From the entries below, please gather each line containing the string "Component".

Material provided —
● ● ● ●
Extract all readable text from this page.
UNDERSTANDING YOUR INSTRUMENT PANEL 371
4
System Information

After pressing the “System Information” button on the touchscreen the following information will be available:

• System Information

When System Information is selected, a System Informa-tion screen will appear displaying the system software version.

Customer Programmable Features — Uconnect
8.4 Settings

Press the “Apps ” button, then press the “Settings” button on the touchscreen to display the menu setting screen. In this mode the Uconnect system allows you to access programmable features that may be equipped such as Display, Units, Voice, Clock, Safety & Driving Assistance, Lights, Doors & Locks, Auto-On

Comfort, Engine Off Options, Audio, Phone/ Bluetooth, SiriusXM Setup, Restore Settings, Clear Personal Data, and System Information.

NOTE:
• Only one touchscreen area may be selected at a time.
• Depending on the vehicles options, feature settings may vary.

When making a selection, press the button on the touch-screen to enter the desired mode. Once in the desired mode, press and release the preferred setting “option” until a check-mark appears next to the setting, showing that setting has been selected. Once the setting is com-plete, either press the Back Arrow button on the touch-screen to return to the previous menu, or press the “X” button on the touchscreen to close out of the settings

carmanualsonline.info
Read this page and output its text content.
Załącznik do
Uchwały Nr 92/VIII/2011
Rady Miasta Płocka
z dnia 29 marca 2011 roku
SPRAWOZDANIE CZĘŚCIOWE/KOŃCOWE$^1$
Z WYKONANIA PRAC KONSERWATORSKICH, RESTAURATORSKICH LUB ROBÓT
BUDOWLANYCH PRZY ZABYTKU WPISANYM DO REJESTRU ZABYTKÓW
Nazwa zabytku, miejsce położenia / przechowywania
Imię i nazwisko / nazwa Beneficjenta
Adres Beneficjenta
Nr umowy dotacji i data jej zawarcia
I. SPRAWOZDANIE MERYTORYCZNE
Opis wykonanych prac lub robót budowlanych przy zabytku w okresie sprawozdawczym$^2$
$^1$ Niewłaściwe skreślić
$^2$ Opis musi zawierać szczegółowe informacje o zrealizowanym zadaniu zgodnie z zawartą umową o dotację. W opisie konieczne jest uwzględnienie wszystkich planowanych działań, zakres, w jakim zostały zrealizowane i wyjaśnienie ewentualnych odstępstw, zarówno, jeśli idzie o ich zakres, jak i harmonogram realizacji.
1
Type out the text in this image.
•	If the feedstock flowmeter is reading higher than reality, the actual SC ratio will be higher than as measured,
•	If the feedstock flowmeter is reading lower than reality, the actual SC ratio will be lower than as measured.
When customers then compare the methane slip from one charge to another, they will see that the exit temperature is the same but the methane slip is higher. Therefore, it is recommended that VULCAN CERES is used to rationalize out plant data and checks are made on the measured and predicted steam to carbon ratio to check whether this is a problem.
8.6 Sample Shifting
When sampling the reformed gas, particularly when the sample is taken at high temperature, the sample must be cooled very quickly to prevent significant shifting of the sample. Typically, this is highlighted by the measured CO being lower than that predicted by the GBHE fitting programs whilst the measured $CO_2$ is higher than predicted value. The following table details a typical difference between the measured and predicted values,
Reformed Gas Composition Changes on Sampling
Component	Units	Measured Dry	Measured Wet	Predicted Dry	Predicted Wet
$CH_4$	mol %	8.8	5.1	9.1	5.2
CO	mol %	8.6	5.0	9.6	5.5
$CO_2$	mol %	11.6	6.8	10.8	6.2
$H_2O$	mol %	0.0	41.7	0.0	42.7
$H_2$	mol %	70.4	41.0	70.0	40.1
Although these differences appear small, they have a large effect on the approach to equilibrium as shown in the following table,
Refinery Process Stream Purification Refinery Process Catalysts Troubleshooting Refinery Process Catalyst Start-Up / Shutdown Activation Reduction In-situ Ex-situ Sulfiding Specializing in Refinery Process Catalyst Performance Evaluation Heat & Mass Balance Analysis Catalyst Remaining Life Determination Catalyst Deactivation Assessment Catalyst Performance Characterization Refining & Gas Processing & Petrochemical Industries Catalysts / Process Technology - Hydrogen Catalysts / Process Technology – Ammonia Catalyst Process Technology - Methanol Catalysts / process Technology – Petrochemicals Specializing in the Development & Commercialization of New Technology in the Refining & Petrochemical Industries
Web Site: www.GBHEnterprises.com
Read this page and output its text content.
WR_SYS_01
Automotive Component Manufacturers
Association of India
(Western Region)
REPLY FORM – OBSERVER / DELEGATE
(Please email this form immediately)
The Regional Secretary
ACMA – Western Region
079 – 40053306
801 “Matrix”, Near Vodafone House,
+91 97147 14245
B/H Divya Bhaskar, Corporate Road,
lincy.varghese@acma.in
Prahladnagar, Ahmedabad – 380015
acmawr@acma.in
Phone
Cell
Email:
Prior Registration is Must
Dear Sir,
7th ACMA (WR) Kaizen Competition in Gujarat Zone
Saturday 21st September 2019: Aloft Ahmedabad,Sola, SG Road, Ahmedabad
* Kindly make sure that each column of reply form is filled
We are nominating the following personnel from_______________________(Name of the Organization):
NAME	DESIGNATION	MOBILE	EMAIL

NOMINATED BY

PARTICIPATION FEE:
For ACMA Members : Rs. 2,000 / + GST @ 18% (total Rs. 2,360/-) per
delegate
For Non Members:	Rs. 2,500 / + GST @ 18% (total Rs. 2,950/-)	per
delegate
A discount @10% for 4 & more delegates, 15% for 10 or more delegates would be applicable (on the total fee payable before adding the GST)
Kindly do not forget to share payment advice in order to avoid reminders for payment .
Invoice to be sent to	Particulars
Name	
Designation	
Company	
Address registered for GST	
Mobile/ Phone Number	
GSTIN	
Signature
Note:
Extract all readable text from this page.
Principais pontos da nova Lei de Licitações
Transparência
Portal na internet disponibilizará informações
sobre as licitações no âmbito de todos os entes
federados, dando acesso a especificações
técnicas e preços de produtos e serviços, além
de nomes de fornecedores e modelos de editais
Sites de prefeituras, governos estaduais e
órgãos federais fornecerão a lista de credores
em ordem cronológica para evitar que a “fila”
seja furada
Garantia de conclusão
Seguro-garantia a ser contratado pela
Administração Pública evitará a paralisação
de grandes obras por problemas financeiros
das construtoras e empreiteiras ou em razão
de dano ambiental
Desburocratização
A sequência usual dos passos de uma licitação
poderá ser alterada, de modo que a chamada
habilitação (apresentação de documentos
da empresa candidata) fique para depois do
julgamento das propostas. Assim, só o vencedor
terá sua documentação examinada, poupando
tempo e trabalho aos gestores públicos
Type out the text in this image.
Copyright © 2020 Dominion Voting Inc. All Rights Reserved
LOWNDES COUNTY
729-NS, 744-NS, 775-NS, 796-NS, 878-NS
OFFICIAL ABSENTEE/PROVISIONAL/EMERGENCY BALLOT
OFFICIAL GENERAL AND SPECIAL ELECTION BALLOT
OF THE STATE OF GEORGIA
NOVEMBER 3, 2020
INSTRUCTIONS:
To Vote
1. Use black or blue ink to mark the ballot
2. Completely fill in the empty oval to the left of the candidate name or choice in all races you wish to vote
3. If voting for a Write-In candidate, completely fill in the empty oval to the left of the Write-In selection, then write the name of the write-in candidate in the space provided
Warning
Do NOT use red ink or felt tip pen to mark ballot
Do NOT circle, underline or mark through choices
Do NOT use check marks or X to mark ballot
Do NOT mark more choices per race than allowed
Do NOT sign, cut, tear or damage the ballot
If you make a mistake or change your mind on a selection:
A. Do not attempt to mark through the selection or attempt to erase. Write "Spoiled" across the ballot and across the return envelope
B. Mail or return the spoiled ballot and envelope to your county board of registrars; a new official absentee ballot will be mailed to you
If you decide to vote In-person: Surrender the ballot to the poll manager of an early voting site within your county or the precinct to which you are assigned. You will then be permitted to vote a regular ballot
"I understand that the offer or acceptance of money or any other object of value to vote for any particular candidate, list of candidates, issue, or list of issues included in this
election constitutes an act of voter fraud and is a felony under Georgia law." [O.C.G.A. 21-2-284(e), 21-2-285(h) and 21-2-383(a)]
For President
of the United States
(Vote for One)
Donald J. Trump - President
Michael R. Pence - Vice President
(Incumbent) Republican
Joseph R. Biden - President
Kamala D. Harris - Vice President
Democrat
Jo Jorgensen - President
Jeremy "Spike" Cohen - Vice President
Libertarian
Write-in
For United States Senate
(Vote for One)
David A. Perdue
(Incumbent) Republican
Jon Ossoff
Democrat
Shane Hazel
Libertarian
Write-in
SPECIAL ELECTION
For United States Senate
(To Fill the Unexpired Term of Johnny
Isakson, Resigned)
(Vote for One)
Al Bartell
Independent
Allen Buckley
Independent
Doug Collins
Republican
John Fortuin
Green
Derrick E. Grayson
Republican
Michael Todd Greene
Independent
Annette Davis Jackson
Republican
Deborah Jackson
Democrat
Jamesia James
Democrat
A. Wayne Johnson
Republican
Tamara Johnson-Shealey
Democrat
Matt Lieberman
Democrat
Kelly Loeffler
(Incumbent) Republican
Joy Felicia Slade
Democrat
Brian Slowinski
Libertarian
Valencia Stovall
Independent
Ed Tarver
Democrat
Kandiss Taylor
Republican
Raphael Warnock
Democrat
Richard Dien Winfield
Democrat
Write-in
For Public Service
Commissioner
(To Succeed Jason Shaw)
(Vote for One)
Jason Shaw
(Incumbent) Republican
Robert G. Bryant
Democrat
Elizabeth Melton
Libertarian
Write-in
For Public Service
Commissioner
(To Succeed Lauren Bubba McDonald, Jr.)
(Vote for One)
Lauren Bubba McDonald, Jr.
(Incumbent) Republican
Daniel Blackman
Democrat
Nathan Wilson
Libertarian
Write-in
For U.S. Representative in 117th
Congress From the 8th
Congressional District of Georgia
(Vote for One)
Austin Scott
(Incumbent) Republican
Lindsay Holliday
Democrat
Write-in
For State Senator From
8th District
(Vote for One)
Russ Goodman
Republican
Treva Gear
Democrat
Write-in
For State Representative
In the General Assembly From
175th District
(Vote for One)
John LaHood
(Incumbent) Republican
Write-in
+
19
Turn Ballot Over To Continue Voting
● ● ● ●
Exercise output —
Component	Units	Measured Dry	Measured Wet	Predicted Dry	Predicted Wet
Automotive Component Manufacturers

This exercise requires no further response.